Directions for this task -> Skip the images and return the records below exactly.

Data shown ->
⟨
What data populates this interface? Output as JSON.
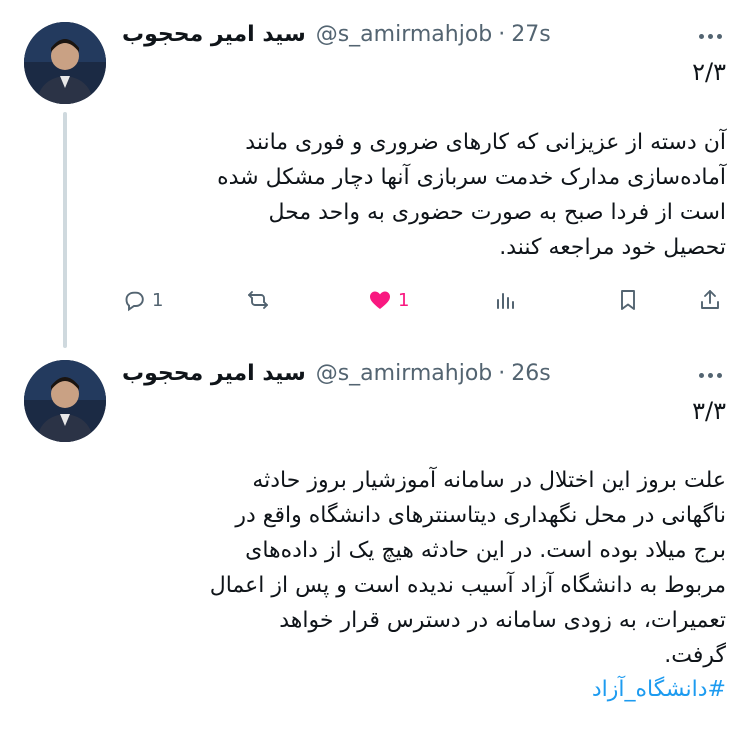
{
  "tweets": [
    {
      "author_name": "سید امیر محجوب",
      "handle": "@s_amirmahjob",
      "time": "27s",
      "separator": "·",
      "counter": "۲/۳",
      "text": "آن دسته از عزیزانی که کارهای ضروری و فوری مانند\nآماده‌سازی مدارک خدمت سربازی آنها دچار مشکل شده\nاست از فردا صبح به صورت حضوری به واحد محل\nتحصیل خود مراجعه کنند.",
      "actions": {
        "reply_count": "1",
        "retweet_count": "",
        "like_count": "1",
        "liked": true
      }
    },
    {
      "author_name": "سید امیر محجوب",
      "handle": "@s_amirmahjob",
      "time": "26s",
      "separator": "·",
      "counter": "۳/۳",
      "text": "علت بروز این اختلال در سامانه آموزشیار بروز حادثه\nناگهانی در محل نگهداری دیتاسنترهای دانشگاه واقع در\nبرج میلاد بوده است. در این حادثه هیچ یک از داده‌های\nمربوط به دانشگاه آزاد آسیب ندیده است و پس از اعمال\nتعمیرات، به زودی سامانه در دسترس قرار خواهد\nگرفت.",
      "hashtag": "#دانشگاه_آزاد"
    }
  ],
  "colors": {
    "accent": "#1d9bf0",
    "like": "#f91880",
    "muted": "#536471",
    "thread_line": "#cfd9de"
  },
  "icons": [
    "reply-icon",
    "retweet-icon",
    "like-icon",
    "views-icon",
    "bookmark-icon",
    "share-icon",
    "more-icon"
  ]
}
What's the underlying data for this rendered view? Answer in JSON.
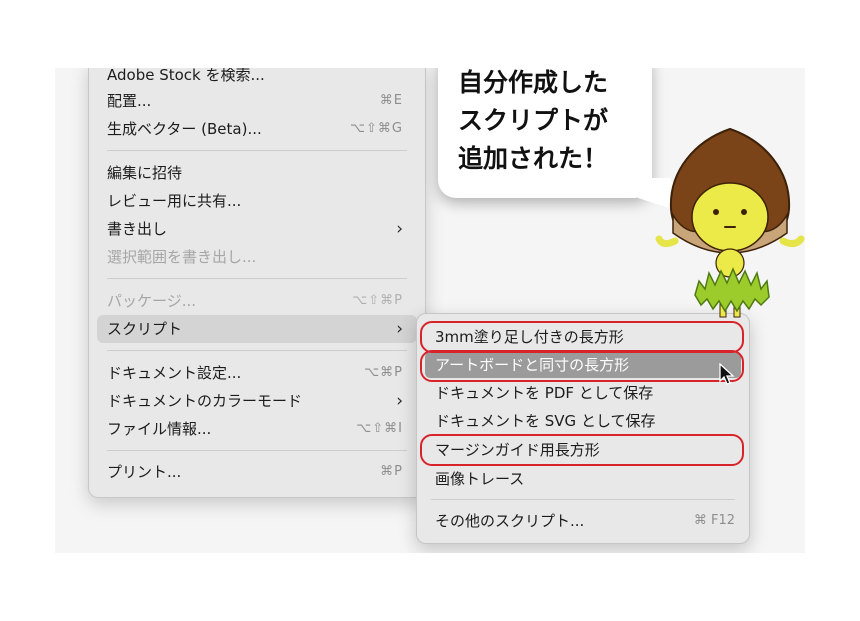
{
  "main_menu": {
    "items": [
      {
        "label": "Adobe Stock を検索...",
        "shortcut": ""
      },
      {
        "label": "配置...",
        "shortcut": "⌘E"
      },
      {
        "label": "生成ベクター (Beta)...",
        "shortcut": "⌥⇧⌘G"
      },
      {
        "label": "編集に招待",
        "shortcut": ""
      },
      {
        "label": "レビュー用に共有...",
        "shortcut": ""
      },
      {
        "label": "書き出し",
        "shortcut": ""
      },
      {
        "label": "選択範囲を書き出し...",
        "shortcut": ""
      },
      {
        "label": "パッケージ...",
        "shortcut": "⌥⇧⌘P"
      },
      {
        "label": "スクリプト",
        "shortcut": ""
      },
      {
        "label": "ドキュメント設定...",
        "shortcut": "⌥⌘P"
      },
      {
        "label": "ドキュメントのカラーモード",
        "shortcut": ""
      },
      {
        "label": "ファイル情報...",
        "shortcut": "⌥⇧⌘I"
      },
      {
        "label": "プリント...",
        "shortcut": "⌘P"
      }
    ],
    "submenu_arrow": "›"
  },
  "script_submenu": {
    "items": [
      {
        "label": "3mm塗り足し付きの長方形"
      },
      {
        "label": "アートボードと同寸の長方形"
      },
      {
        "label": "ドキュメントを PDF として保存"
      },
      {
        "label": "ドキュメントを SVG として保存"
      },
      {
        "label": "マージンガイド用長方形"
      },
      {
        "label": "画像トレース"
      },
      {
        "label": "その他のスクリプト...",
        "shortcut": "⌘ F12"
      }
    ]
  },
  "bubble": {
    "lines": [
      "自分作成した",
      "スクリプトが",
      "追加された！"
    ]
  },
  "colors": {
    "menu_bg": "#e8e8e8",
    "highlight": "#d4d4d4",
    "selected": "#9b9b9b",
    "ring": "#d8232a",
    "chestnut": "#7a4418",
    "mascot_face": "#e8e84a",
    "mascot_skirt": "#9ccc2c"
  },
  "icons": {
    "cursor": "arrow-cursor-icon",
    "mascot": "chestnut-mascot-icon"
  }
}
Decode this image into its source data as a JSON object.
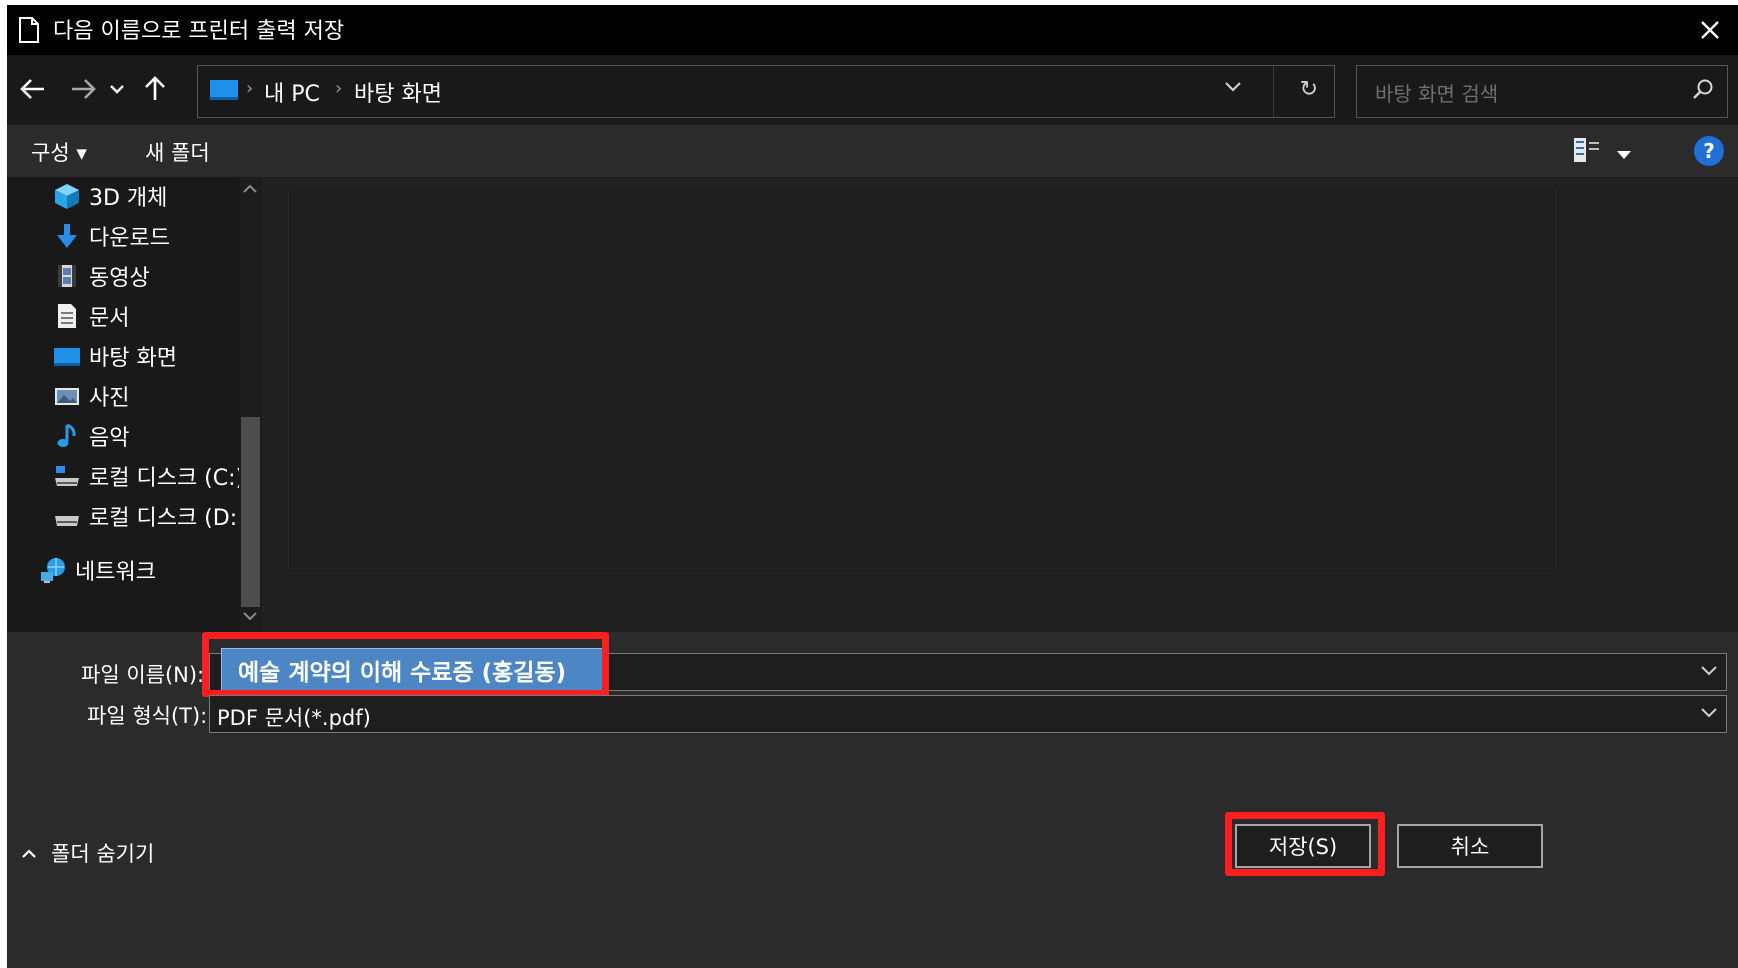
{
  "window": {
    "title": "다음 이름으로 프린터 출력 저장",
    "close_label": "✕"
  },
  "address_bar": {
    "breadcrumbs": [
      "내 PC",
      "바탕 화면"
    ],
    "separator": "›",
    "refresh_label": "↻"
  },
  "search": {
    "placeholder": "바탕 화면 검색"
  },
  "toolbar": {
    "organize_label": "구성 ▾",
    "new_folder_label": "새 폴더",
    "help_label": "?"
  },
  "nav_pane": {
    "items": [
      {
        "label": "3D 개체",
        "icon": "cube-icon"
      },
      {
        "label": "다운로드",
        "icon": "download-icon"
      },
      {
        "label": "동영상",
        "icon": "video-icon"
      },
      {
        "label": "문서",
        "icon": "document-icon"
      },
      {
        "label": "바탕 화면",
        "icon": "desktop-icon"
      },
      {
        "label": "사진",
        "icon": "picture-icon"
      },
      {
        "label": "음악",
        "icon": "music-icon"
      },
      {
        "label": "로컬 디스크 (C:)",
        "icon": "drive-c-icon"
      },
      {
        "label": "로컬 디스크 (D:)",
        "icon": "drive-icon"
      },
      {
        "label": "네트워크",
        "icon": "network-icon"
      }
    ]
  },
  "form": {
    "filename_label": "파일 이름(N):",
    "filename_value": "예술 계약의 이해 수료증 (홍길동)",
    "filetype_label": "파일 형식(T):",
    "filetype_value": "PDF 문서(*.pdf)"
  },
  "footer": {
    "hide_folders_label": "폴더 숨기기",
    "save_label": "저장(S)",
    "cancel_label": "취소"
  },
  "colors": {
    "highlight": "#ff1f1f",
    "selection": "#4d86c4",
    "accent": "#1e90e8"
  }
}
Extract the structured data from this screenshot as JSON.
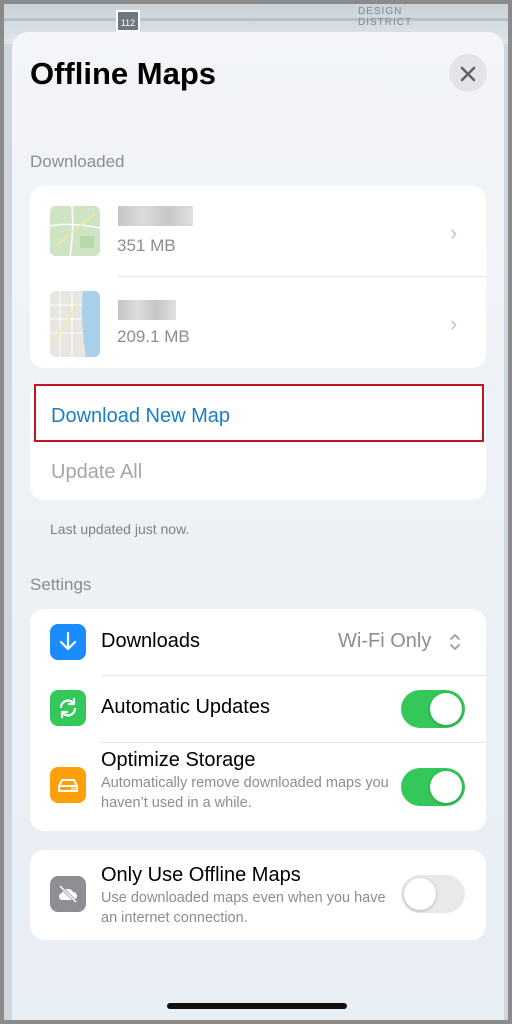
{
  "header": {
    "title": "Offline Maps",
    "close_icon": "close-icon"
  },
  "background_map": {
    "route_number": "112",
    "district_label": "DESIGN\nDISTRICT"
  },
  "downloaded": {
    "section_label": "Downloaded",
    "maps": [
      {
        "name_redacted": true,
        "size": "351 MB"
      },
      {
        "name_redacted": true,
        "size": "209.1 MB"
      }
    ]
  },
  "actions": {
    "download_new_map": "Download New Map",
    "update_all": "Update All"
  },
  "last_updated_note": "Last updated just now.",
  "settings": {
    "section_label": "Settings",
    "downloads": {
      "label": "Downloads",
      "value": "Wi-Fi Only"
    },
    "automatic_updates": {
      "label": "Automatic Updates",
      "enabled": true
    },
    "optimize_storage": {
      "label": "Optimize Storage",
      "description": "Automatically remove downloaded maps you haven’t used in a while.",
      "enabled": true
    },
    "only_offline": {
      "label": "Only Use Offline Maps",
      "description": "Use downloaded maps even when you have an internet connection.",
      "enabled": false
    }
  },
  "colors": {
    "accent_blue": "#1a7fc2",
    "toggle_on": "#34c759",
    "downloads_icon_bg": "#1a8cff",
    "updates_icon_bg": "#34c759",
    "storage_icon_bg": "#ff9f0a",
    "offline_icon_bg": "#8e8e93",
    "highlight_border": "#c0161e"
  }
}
⟩
Answer to the problem ->
What data populates this interface? Output as JSON.
{
  "tweets": [
    {
      "author_name": "سید امیر محجوب",
      "handle": "@s_amirmahjob",
      "time": "27s",
      "separator": "·",
      "counter": "۲/۳",
      "text": "آن دسته از عزیزانی که کارهای ضروری و فوری مانند\nآماده‌سازی مدارک خدمت سربازی آنها دچار مشکل شده\nاست از فردا صبح به صورت حضوری به واحد محل\nتحصیل خود مراجعه کنند.",
      "actions": {
        "reply_count": "1",
        "retweet_count": "",
        "like_count": "1",
        "liked": true
      }
    },
    {
      "author_name": "سید امیر محجوب",
      "handle": "@s_amirmahjob",
      "time": "26s",
      "separator": "·",
      "counter": "۳/۳",
      "text": "علت بروز این اختلال در سامانه آموزشیار بروز حادثه\nناگهانی در محل نگهداری دیتاسنترهای دانشگاه واقع در\nبرج میلاد بوده است. در این حادثه هیچ یک از داده‌های\nمربوط به دانشگاه آزاد آسیب ندیده است و پس از اعمال\nتعمیرات، به زودی سامانه در دسترس قرار خواهد\nگرفت.",
      "hashtag": "#دانشگاه_آزاد"
    }
  ],
  "colors": {
    "accent": "#1d9bf0",
    "like": "#f91880",
    "muted": "#536471",
    "thread_line": "#cfd9de"
  },
  "icons": [
    "reply-icon",
    "retweet-icon",
    "like-icon",
    "views-icon",
    "bookmark-icon",
    "share-icon",
    "more-icon"
  ]
}
What's the underlying data for this rendered view? Answer in JSON.
{
  "main_menu": {
    "items": [
      {
        "label": "Adobe Stock を検索...",
        "shortcut": ""
      },
      {
        "label": "配置...",
        "shortcut": "⌘E"
      },
      {
        "label": "生成ベクター (Beta)...",
        "shortcut": "⌥⇧⌘G"
      },
      {
        "label": "編集に招待",
        "shortcut": ""
      },
      {
        "label": "レビュー用に共有...",
        "shortcut": ""
      },
      {
        "label": "書き出し",
        "shortcut": ""
      },
      {
        "label": "選択範囲を書き出し...",
        "shortcut": ""
      },
      {
        "label": "パッケージ...",
        "shortcut": "⌥⇧⌘P"
      },
      {
        "label": "スクリプト",
        "shortcut": ""
      },
      {
        "label": "ドキュメント設定...",
        "shortcut": "⌥⌘P"
      },
      {
        "label": "ドキュメントのカラーモード",
        "shortcut": ""
      },
      {
        "label": "ファイル情報...",
        "shortcut": "⌥⇧⌘I"
      },
      {
        "label": "プリント...",
        "shortcut": "⌘P"
      }
    ],
    "submenu_arrow": "›"
  },
  "script_submenu": {
    "items": [
      {
        "label": "3mm塗り足し付きの長方形"
      },
      {
        "label": "アートボードと同寸の長方形"
      },
      {
        "label": "ドキュメントを PDF として保存"
      },
      {
        "label": "ドキュメントを SVG として保存"
      },
      {
        "label": "マージンガイド用長方形"
      },
      {
        "label": "画像トレース"
      },
      {
        "label": "その他のスクリプト...",
        "shortcut": "⌘ F12"
      }
    ]
  },
  "bubble": {
    "lines": [
      "自分作成した",
      "スクリプトが",
      "追加された！"
    ]
  },
  "colors": {
    "menu_bg": "#e8e8e8",
    "highlight": "#d4d4d4",
    "selected": "#9b9b9b",
    "ring": "#d8232a",
    "chestnut": "#7a4418",
    "mascot_face": "#e8e84a",
    "mascot_skirt": "#9ccc2c"
  },
  "icons": {
    "cursor": "arrow-cursor-icon",
    "mascot": "chestnut-mascot-icon"
  }
}
Decode this image into its source data as a JSON object.
{
  "window": {
    "title": "다음 이름으로 프린터 출력 저장",
    "close_label": "✕"
  },
  "address_bar": {
    "breadcrumbs": [
      "내 PC",
      "바탕 화면"
    ],
    "separator": "›",
    "refresh_label": "↻"
  },
  "search": {
    "placeholder": "바탕 화면 검색"
  },
  "toolbar": {
    "organize_label": "구성 ▾",
    "new_folder_label": "새 폴더",
    "help_label": "?"
  },
  "nav_pane": {
    "items": [
      {
        "label": "3D 개체",
        "icon": "cube-icon"
      },
      {
        "label": "다운로드",
        "icon": "download-icon"
      },
      {
        "label": "동영상",
        "icon": "video-icon"
      },
      {
        "label": "문서",
        "icon": "document-icon"
      },
      {
        "label": "바탕 화면",
        "icon": "desktop-icon"
      },
      {
        "label": "사진",
        "icon": "picture-icon"
      },
      {
        "label": "음악",
        "icon": "music-icon"
      },
      {
        "label": "로컬 디스크 (C:)",
        "icon": "drive-c-icon"
      },
      {
        "label": "로컬 디스크 (D:)",
        "icon": "drive-icon"
      },
      {
        "label": "네트워크",
        "icon": "network-icon"
      }
    ]
  },
  "form": {
    "filename_label": "파일 이름(N):",
    "filename_value": "예술 계약의 이해 수료증 (홍길동)",
    "filetype_label": "파일 형식(T):",
    "filetype_value": "PDF 문서(*.pdf)"
  },
  "footer": {
    "hide_folders_label": "폴더 숨기기",
    "save_label": "저장(S)",
    "cancel_label": "취소"
  },
  "colors": {
    "highlight": "#ff1f1f",
    "selection": "#4d86c4",
    "accent": "#1e90e8"
  }
}
Extract the structured data from this screenshot as JSON.
{
  "header": {
    "title": "Offline Maps",
    "close_icon": "close-icon"
  },
  "background_map": {
    "route_number": "112",
    "district_label": "DESIGN\nDISTRICT"
  },
  "downloaded": {
    "section_label": "Downloaded",
    "maps": [
      {
        "name_redacted": true,
        "size": "351 MB"
      },
      {
        "name_redacted": true,
        "size": "209.1 MB"
      }
    ]
  },
  "actions": {
    "download_new_map": "Download New Map",
    "update_all": "Update All"
  },
  "last_updated_note": "Last updated just now.",
  "settings": {
    "section_label": "Settings",
    "downloads": {
      "label": "Downloads",
      "value": "Wi-Fi Only"
    },
    "automatic_updates": {
      "label": "Automatic Updates",
      "enabled": true
    },
    "optimize_storage": {
      "label": "Optimize Storage",
      "description": "Automatically remove downloaded maps you haven’t used in a while.",
      "enabled": true
    },
    "only_offline": {
      "label": "Only Use Offline Maps",
      "description": "Use downloaded maps even when you have an internet connection.",
      "enabled": false
    }
  },
  "colors": {
    "accent_blue": "#1a7fc2",
    "toggle_on": "#34c759",
    "downloads_icon_bg": "#1a8cff",
    "updates_icon_bg": "#34c759",
    "storage_icon_bg": "#ff9f0a",
    "offline_icon_bg": "#8e8e93",
    "highlight_border": "#c0161e"
  }
}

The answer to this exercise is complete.